EXERCISE DIRECTIONS
Select every line below containing the word "JSON".

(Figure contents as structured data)
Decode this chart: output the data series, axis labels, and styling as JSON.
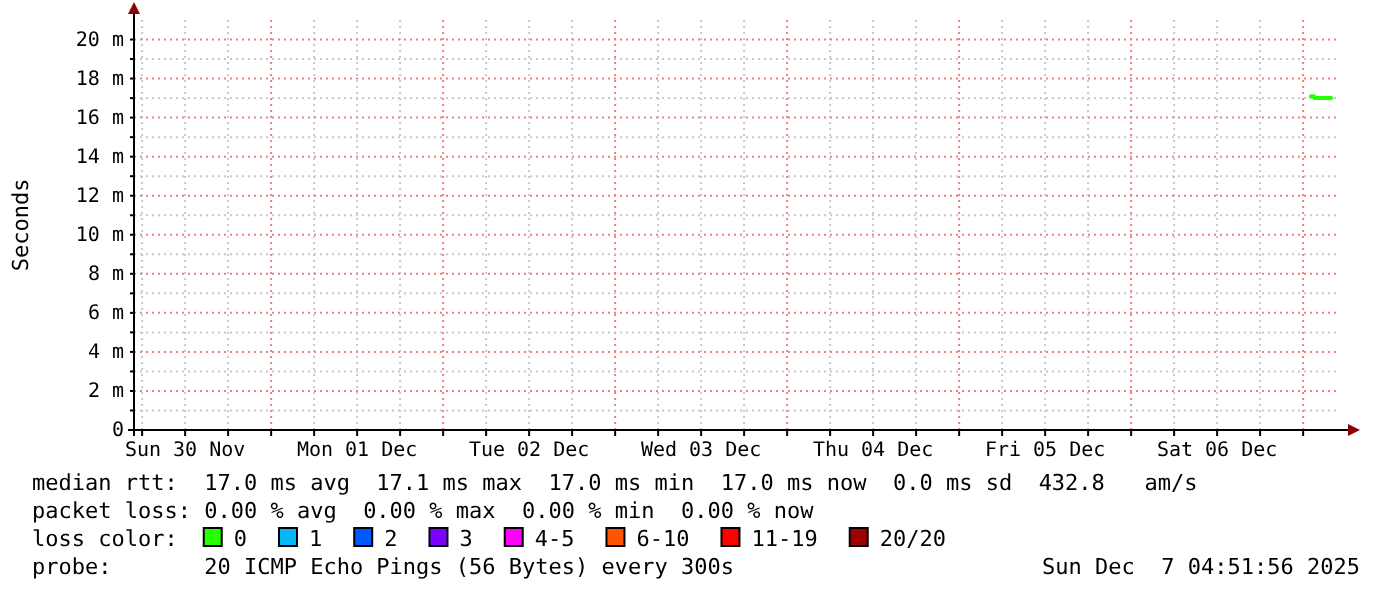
{
  "chart_data": {
    "type": "line",
    "ylabel": "Seconds",
    "legend_title": "loss color:",
    "legend": "bottom",
    "grid": true,
    "xlim": [
      "2025-11-30T04:52",
      "2025-12-07T04:52"
    ],
    "xticks": [
      {
        "value": "2025-11-30T06:00",
        "label": null
      },
      {
        "value": "2025-11-30T12:00",
        "label": "Sun 30 Nov"
      },
      {
        "value": "2025-11-30T18:00",
        "label": null
      },
      {
        "value": "2025-12-01T00:00",
        "label": null
      },
      {
        "value": "2025-12-01T06:00",
        "label": null
      },
      {
        "value": "2025-12-01T12:00",
        "label": "Mon 01 Dec"
      },
      {
        "value": "2025-12-01T18:00",
        "label": null
      },
      {
        "value": "2025-12-02T00:00",
        "label": null
      },
      {
        "value": "2025-12-02T06:00",
        "label": null
      },
      {
        "value": "2025-12-02T12:00",
        "label": "Tue 02 Dec"
      },
      {
        "value": "2025-12-02T18:00",
        "label": null
      },
      {
        "value": "2025-12-03T00:00",
        "label": null
      },
      {
        "value": "2025-12-03T06:00",
        "label": null
      },
      {
        "value": "2025-12-03T12:00",
        "label": "Wed 03 Dec"
      },
      {
        "value": "2025-12-03T18:00",
        "label": null
      },
      {
        "value": "2025-12-04T00:00",
        "label": null
      },
      {
        "value": "2025-12-04T06:00",
        "label": null
      },
      {
        "value": "2025-12-04T12:00",
        "label": "Thu 04 Dec"
      },
      {
        "value": "2025-12-04T18:00",
        "label": null
      },
      {
        "value": "2025-12-05T00:00",
        "label": null
      },
      {
        "value": "2025-12-05T06:00",
        "label": null
      },
      {
        "value": "2025-12-05T12:00",
        "label": "Fri 05 Dec"
      },
      {
        "value": "2025-12-05T18:00",
        "label": null
      },
      {
        "value": "2025-12-06T00:00",
        "label": null
      },
      {
        "value": "2025-12-06T06:00",
        "label": null
      },
      {
        "value": "2025-12-06T12:00",
        "label": "Sat 06 Dec"
      },
      {
        "value": "2025-12-06T18:00",
        "label": null
      },
      {
        "value": "2025-12-07T00:00",
        "label": null
      }
    ],
    "ylim": [
      0,
      21
    ],
    "yticks": [
      0,
      {
        "value": 1,
        "label": null
      },
      {
        "value": 2,
        "label": "2 m"
      },
      {
        "value": 3,
        "label": null
      },
      {
        "value": 4,
        "label": "4 m"
      },
      {
        "value": 5,
        "label": null
      },
      {
        "value": 6,
        "label": "6 m"
      },
      {
        "value": 7,
        "label": null
      },
      {
        "value": 8,
        "label": "8 m"
      },
      {
        "value": 9,
        "label": null
      },
      {
        "value": 10,
        "label": "10 m"
      },
      {
        "value": 11,
        "label": null
      },
      {
        "value": 12,
        "label": "12 m"
      },
      {
        "value": 13,
        "label": null
      },
      {
        "value": 14,
        "label": "14 m"
      },
      {
        "value": 15,
        "label": null
      },
      {
        "value": 16,
        "label": "16 m"
      },
      {
        "value": 17,
        "label": null
      },
      {
        "value": 18,
        "label": "18 m"
      },
      {
        "value": 19,
        "label": null
      },
      {
        "value": 20,
        "label": "20 m"
      }
    ],
    "series": [
      {
        "name": "0",
        "color": "#26ff00",
        "x": [
          "2025-12-07T01:05",
          "2025-12-07T01:30",
          "2025-12-07T01:35",
          "2025-12-07T03:55"
        ],
        "values": [
          17.1,
          17.1,
          17.0,
          17.0
        ]
      },
      {
        "name": "1",
        "color": "#00b8ff"
      },
      {
        "name": "2",
        "color": "#0059ff"
      },
      {
        "name": "3",
        "color": "#7e00ff"
      },
      {
        "name": "4-5",
        "color": "#ff00ff"
      },
      {
        "name": "6-10",
        "color": "#ff5500"
      },
      {
        "name": "11-19",
        "color": "#ff0000"
      },
      {
        "name": "20/20",
        "color": "#a10000"
      }
    ],
    "annotations": [
      "median rtt:  17.0 ms avg  17.1 ms max  17.0 ms min  17.0 ms now  0.0 ms sd  432.8   am/s",
      "packet loss: 0.00 % avg  0.00 % max  0.00 % min  0.00 % now",
      "probe:       20 ICMP Echo Pings (56 Bytes) every 300s",
      "Sun Dec  7 04:51:56 2025"
    ]
  }
}
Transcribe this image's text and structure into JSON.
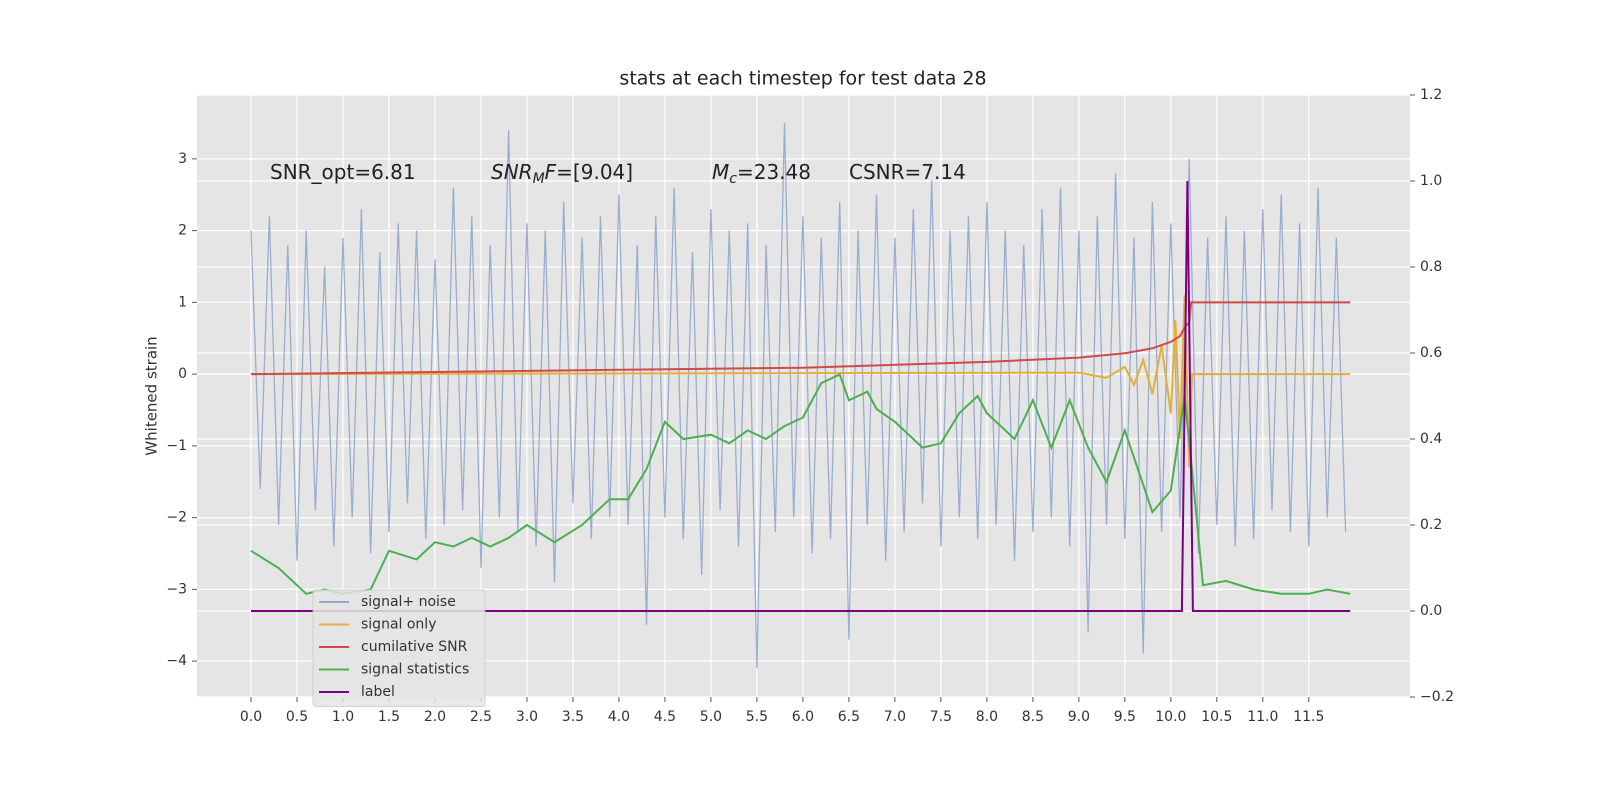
{
  "chart_data": {
    "type": "line",
    "title": "stats at each timestep for test data 28",
    "ylabel": "Whitened strain",
    "grid": true,
    "legend": "lower left",
    "annotations": [
      [
        {
          "text": "SNR_opt=6.81"
        }
      ],
      [
        {
          "text": "SNR",
          "italic": true
        },
        {
          "text": "M",
          "italic": true,
          "sub": true
        },
        {
          "text": "F",
          "italic": true
        },
        {
          "text": "=[9.04]"
        }
      ],
      [
        {
          "text": "M",
          "italic": true
        },
        {
          "text": "c",
          "italic": true,
          "sub": true
        },
        {
          "text": "=23.48"
        }
      ],
      [
        {
          "text": "CSNR=7.14"
        }
      ]
    ],
    "xlim": [
      -0.587,
      12.6
    ],
    "xticks": [
      {
        "value": 0,
        "label": "0.0"
      },
      0.5,
      {
        "value": 1,
        "label": "1.0"
      },
      1.5,
      {
        "value": 2,
        "label": "2.0"
      },
      2.5,
      {
        "value": 3,
        "label": "3.0"
      },
      3.5,
      {
        "value": 4,
        "label": "4.0"
      },
      4.5,
      {
        "value": 5,
        "label": "5.0"
      },
      5.5,
      {
        "value": 6,
        "label": "6.0"
      },
      6.5,
      {
        "value": 7,
        "label": "7.0"
      },
      7.5,
      {
        "value": 8,
        "label": "8.0"
      },
      8.5,
      {
        "value": 9,
        "label": "9.0"
      },
      9.5,
      {
        "value": 10,
        "label": "10.0"
      },
      10.5,
      {
        "value": 11,
        "label": "11.0"
      },
      11.5
    ],
    "ylim": [
      -4.5,
      3.89
    ],
    "yticks": [
      {
        "value": -4,
        "label": "−4"
      },
      {
        "value": -3,
        "label": "−3"
      },
      {
        "value": -2,
        "label": "−2"
      },
      {
        "value": -1,
        "label": "−1"
      },
      0,
      1,
      2,
      3
    ],
    "y2lim": [
      -0.2,
      1.2
    ],
    "y2ticks": [
      {
        "value": -0.2,
        "label": "−0.2"
      },
      {
        "value": 0,
        "label": "0.0"
      },
      0.2,
      0.4,
      0.6,
      0.8,
      {
        "value": 1,
        "label": "1.0"
      },
      1.2
    ],
    "series": [
      {
        "name": "signal+ noise",
        "color": "#97aacd",
        "x": [
          0,
          0.1,
          0.2,
          0.3,
          0.4,
          0.5,
          0.6,
          0.7,
          0.8,
          0.9,
          1,
          1.1,
          1.2,
          1.3,
          1.4,
          1.5,
          1.6,
          1.7,
          1.8,
          1.9,
          2,
          2.1,
          2.2,
          2.3,
          2.4,
          2.5,
          2.6,
          2.7,
          2.8,
          2.9,
          3,
          3.1,
          3.2,
          3.3,
          3.4,
          3.5,
          3.6,
          3.7,
          3.8,
          3.9,
          4,
          4.1,
          4.2,
          4.3,
          4.4,
          4.5,
          4.6,
          4.7,
          4.8,
          4.9,
          5,
          5.1,
          5.2,
          5.3,
          5.4,
          5.5,
          5.6,
          5.7,
          5.8,
          5.9,
          6,
          6.1,
          6.2,
          6.3,
          6.4,
          6.5,
          6.6,
          6.7,
          6.8,
          6.9,
          7,
          7.1,
          7.2,
          7.3,
          7.4,
          7.5,
          7.6,
          7.7,
          7.8,
          7.9,
          8,
          8.1,
          8.2,
          8.3,
          8.4,
          8.5,
          8.6,
          8.7,
          8.8,
          8.9,
          9,
          9.1,
          9.2,
          9.3,
          9.4,
          9.5,
          9.6,
          9.7,
          9.8,
          9.9,
          10,
          10.1,
          10.2,
          10.3,
          10.4,
          10.5,
          10.6,
          10.7,
          10.8,
          10.9,
          11,
          11.1,
          11.2,
          11.3,
          11.4,
          11.5,
          11.6,
          11.7,
          11.8,
          11.9
        ],
        "values": [
          2.0,
          -1.6,
          2.2,
          -2.1,
          1.8,
          -2.6,
          2.0,
          -1.9,
          1.5,
          -2.4,
          1.9,
          -2.0,
          2.3,
          -2.5,
          1.7,
          -2.2,
          2.1,
          -1.8,
          2.0,
          -2.3,
          1.6,
          -2.1,
          2.6,
          -1.9,
          2.2,
          -2.7,
          1.8,
          -2.0,
          3.4,
          -2.2,
          2.1,
          -2.4,
          2.0,
          -2.9,
          2.4,
          -1.8,
          1.9,
          -2.3,
          2.2,
          -2.0,
          2.5,
          -2.1,
          1.8,
          -3.5,
          2.2,
          -2.0,
          2.6,
          -2.3,
          1.7,
          -2.8,
          2.3,
          -1.9,
          2.0,
          -2.4,
          2.1,
          -4.1,
          1.8,
          -2.2,
          3.5,
          -2.0,
          2.2,
          -2.5,
          1.9,
          -2.3,
          2.4,
          -3.7,
          2.0,
          -2.1,
          2.5,
          -2.6,
          1.9,
          -2.2,
          2.3,
          -1.8,
          2.7,
          -2.4,
          2.0,
          -2.0,
          2.2,
          -2.3,
          2.4,
          -2.1,
          2.0,
          -2.6,
          1.8,
          -2.2,
          2.3,
          -2.0,
          2.6,
          -2.4,
          2.0,
          -3.6,
          2.2,
          -2.1,
          2.8,
          -2.3,
          1.9,
          -3.9,
          2.4,
          -2.2,
          2.1,
          -2.0,
          3.0,
          -2.5,
          1.9,
          -2.1,
          2.2,
          -2.4,
          2.0,
          -2.3,
          2.3,
          -1.9,
          2.5,
          -2.2,
          2.1,
          -2.4,
          2.6,
          -2.0,
          1.9,
          -2.2
        ]
      },
      {
        "name": "signal only",
        "color": "#e5ae38",
        "x": [
          0,
          9.0,
          9.3,
          9.5,
          9.6,
          9.7,
          9.8,
          9.9,
          10.0,
          10.05,
          10.1,
          10.15,
          10.2,
          10.23,
          11.95
        ],
        "values": [
          0,
          0.02,
          -0.05,
          0.1,
          -0.15,
          0.2,
          -0.28,
          0.4,
          -0.55,
          0.75,
          -0.9,
          1.1,
          -1.3,
          0,
          0
        ]
      },
      {
        "name": "cumilative SNR",
        "color": "#d04a4a",
        "x": [
          0,
          2,
          4,
          6,
          8,
          9,
          9.5,
          9.8,
          10.0,
          10.1,
          10.15,
          10.2,
          10.22,
          11.95
        ],
        "values": [
          0,
          0.03,
          0.06,
          0.09,
          0.17,
          0.23,
          0.29,
          0.36,
          0.45,
          0.53,
          0.65,
          0.72,
          1.0,
          1.0
        ]
      },
      {
        "name": "signal statistics",
        "color": "#4caf50",
        "axis": "y2",
        "x": [
          0,
          0.3,
          0.5,
          0.6,
          0.8,
          1.0,
          1.3,
          1.5,
          1.8,
          2.0,
          2.2,
          2.4,
          2.6,
          2.8,
          3.0,
          3.3,
          3.6,
          3.9,
          4.1,
          4.3,
          4.5,
          4.7,
          5.0,
          5.2,
          5.4,
          5.6,
          5.8,
          6.0,
          6.2,
          6.4,
          6.5,
          6.7,
          6.8,
          7.0,
          7.3,
          7.5,
          7.7,
          7.9,
          8.0,
          8.3,
          8.5,
          8.7,
          8.9,
          9.1,
          9.3,
          9.5,
          9.8,
          10.0,
          10.15,
          10.22,
          10.35,
          10.6,
          10.9,
          11.2,
          11.5,
          11.7,
          11.95
        ],
        "values": [
          0.14,
          0.1,
          0.06,
          0.04,
          0.05,
          0.04,
          0.05,
          0.14,
          0.12,
          0.16,
          0.15,
          0.17,
          0.15,
          0.17,
          0.2,
          0.16,
          0.2,
          0.26,
          0.26,
          0.33,
          0.44,
          0.4,
          0.41,
          0.39,
          0.42,
          0.4,
          0.43,
          0.45,
          0.53,
          0.55,
          0.49,
          0.51,
          0.47,
          0.44,
          0.38,
          0.39,
          0.46,
          0.5,
          0.46,
          0.4,
          0.49,
          0.38,
          0.49,
          0.38,
          0.3,
          0.42,
          0.23,
          0.28,
          0.5,
          0.35,
          0.06,
          0.07,
          0.05,
          0.04,
          0.04,
          0.05,
          0.04
        ]
      },
      {
        "name": "label",
        "color": "#7b0080",
        "axis": "y2",
        "x": [
          0,
          10.12,
          10.18,
          10.24,
          11.95
        ],
        "values": [
          0,
          0,
          1.0,
          0,
          0
        ]
      }
    ]
  }
}
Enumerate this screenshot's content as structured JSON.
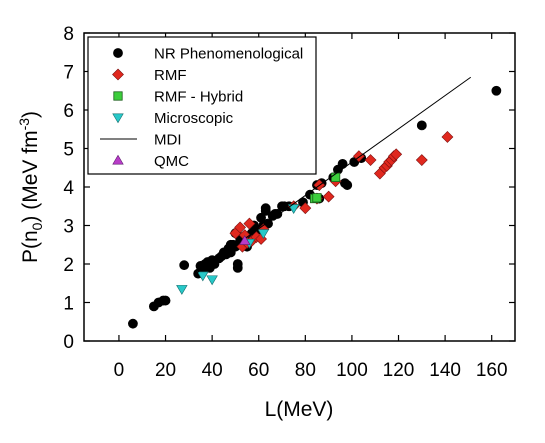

SOLUTION
Decode this chart: output the data series, axis labels, and styling as JSON.
Transcribe this image's text and structure into JSON.
Enumerate this screenshot's content as structured JSON.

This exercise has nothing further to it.